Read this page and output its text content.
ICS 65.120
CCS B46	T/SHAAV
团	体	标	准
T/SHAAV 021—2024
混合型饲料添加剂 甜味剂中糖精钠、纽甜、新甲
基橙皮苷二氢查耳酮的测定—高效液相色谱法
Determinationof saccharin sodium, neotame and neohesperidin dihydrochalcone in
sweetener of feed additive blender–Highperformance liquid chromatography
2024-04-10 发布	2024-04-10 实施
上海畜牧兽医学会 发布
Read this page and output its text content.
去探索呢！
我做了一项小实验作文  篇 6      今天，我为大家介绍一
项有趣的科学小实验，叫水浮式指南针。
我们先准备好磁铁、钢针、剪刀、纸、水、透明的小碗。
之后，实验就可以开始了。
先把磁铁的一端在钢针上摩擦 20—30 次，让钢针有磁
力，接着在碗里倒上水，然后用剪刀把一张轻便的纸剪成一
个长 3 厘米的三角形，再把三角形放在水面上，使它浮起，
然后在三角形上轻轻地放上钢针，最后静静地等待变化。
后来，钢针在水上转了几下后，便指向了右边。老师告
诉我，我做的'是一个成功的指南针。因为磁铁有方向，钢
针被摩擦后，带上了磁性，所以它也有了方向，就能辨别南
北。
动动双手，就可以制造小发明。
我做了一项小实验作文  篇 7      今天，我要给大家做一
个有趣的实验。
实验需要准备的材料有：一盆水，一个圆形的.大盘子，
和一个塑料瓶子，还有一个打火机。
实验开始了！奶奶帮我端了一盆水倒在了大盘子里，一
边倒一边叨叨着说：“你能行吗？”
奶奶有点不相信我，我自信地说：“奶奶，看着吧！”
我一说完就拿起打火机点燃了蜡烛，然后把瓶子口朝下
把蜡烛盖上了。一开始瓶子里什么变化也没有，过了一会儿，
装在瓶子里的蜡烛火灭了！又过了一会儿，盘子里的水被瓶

● Exercise description:
Copy the records above exactly.

● Reply to the exercise:
Read this page and output its text content.
ICS 65.120
CCS B46	T/SHAAV
团	体	标	准
T/SHAAV 021—2024
混合型饲料添加剂 甜味剂中糖精钠、纽甜、新甲
基橙皮苷二氢查耳酮的测定—高效液相色谱法
Determinationof saccharin sodium, neotame and neohesperidin dihydrochalcone in
sweetener of feed additive blender–Highperformance liquid chromatography
2024-04-10 发布	2024-04-10 实施
上海畜牧兽医学会 发布
Read this page and output its text content.
去探索呢！
我做了一项小实验作文  篇 6      今天，我为大家介绍一
项有趣的科学小实验，叫水浮式指南针。
我们先准备好磁铁、钢针、剪刀、纸、水、透明的小碗。
之后，实验就可以开始了。
先把磁铁的一端在钢针上摩擦 20—30 次，让钢针有磁
力，接着在碗里倒上水，然后用剪刀把一张轻便的纸剪成一
个长 3 厘米的三角形，再把三角形放在水面上，使它浮起，
然后在三角形上轻轻地放上钢针，最后静静地等待变化。
后来，钢针在水上转了几下后，便指向了右边。老师告
诉我，我做的'是一个成功的指南针。因为磁铁有方向，钢
针被摩擦后，带上了磁性，所以它也有了方向，就能辨别南
北。
动动双手，就可以制造小发明。
我做了一项小实验作文  篇 7      今天，我要给大家做一
个有趣的实验。
实验需要准备的材料有：一盆水，一个圆形的.大盘子，
和一个塑料瓶子，还有一个打火机。
实验开始了！奶奶帮我端了一盆水倒在了大盘子里，一
边倒一边叨叨着说：“你能行吗？”
奶奶有点不相信我，我自信地说：“奶奶，看着吧！”
我一说完就拿起打火机点燃了蜡烛，然后把瓶子口朝下
把蜡烛盖上了。一开始瓶子里什么变化也没有，过了一会儿，
装在瓶子里的蜡烛火灭了！又过了一会儿，盘子里的水被瓶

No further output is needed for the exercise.